#### Records shown

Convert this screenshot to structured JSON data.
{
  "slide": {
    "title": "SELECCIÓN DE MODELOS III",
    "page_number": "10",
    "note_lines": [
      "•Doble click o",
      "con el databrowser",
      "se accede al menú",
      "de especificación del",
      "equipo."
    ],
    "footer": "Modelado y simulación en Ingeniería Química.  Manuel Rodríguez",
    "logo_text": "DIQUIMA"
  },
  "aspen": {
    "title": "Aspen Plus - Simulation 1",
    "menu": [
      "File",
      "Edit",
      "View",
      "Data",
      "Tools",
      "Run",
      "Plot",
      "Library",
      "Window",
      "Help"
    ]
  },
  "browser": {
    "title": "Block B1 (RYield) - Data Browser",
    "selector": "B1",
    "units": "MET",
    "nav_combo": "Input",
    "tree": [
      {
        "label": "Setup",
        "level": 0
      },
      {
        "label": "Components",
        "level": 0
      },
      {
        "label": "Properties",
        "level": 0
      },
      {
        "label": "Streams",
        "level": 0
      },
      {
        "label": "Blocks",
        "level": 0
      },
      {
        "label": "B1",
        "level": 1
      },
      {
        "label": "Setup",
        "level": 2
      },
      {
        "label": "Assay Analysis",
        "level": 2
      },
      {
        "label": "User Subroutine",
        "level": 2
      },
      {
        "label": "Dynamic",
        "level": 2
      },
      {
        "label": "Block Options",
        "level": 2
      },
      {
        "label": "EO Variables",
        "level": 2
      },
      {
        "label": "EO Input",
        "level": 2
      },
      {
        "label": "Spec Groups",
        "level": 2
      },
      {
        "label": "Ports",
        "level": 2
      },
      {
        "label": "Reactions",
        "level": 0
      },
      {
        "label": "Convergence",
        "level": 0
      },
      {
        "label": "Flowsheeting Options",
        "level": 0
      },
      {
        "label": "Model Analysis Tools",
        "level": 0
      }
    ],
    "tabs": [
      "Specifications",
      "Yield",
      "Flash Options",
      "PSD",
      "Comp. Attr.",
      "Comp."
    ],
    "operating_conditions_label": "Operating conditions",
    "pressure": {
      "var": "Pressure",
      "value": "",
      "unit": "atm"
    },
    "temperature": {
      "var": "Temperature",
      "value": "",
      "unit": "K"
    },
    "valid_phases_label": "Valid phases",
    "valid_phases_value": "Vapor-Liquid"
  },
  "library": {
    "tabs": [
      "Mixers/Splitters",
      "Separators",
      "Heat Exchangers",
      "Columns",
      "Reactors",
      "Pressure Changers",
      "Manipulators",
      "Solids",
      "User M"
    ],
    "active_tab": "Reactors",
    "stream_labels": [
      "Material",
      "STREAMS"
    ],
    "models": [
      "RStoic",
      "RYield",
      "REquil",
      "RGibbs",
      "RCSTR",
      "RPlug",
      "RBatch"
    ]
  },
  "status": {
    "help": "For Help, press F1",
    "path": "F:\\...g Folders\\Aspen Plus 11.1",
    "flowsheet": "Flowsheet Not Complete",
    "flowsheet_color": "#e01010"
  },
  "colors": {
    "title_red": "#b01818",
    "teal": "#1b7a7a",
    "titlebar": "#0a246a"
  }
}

########

Task:
Go through the records and copy each one exactly.

Result of this task:
Convert this screenshot to structured JSON data.
{
  "slide": {
    "title": "SELECCIÓN DE MODELOS III",
    "page_number": "10",
    "note_lines": [
      "•Doble click o",
      "con el databrowser",
      "se accede al menú",
      "de especificación del",
      "equipo."
    ],
    "footer": "Modelado y simulación en Ingeniería Química.  Manuel Rodríguez",
    "logo_text": "DIQUIMA"
  },
  "aspen": {
    "title": "Aspen Plus - Simulation 1",
    "menu": [
      "File",
      "Edit",
      "View",
      "Data",
      "Tools",
      "Run",
      "Plot",
      "Library",
      "Window",
      "Help"
    ]
  },
  "browser": {
    "title": "Block B1 (RYield) - Data Browser",
    "selector": "B1",
    "units": "MET",
    "nav_combo": "Input",
    "tree": [
      {
        "label": "Setup",
        "level": 0
      },
      {
        "label": "Components",
        "level": 0
      },
      {
        "label": "Properties",
        "level": 0
      },
      {
        "label": "Streams",
        "level": 0
      },
      {
        "label": "Blocks",
        "level": 0
      },
      {
        "label": "B1",
        "level": 1
      },
      {
        "label": "Setup",
        "level": 2
      },
      {
        "label": "Assay Analysis",
        "level": 2
      },
      {
        "label": "User Subroutine",
        "level": 2
      },
      {
        "label": "Dynamic",
        "level": 2
      },
      {
        "label": "Block Options",
        "level": 2
      },
      {
        "label": "EO Variables",
        "level": 2
      },
      {
        "label": "EO Input",
        "level": 2
      },
      {
        "label": "Spec Groups",
        "level": 2
      },
      {
        "label": "Ports",
        "level": 2
      },
      {
        "label": "Reactions",
        "level": 0
      },
      {
        "label": "Convergence",
        "level": 0
      },
      {
        "label": "Flowsheeting Options",
        "level": 0
      },
      {
        "label": "Model Analysis Tools",
        "level": 0
      }
    ],
    "tabs": [
      "Specifications",
      "Yield",
      "Flash Options",
      "PSD",
      "Comp. Attr.",
      "Comp."
    ],
    "operating_conditions_label": "Operating conditions",
    "pressure": {
      "var": "Pressure",
      "value": "",
      "unit": "atm"
    },
    "temperature": {
      "var": "Temperature",
      "value": "",
      "unit": "K"
    },
    "valid_phases_label": "Valid phases",
    "valid_phases_value": "Vapor-Liquid"
  },
  "library": {
    "tabs": [
      "Mixers/Splitters",
      "Separators",
      "Heat Exchangers",
      "Columns",
      "Reactors",
      "Pressure Changers",
      "Manipulators",
      "Solids",
      "User M"
    ],
    "active_tab": "Reactors",
    "stream_labels": [
      "Material",
      "STREAMS"
    ],
    "models": [
      "RStoic",
      "RYield",
      "REquil",
      "RGibbs",
      "RCSTR",
      "RPlug",
      "RBatch"
    ]
  },
  "status": {
    "help": "For Help, press F1",
    "path": "F:\\...g Folders\\Aspen Plus 11.1",
    "flowsheet": "Flowsheet Not Complete",
    "flowsheet_color": "#e01010"
  },
  "colors": {
    "title_red": "#b01818",
    "teal": "#1b7a7a",
    "titlebar": "#0a246a"
  }
}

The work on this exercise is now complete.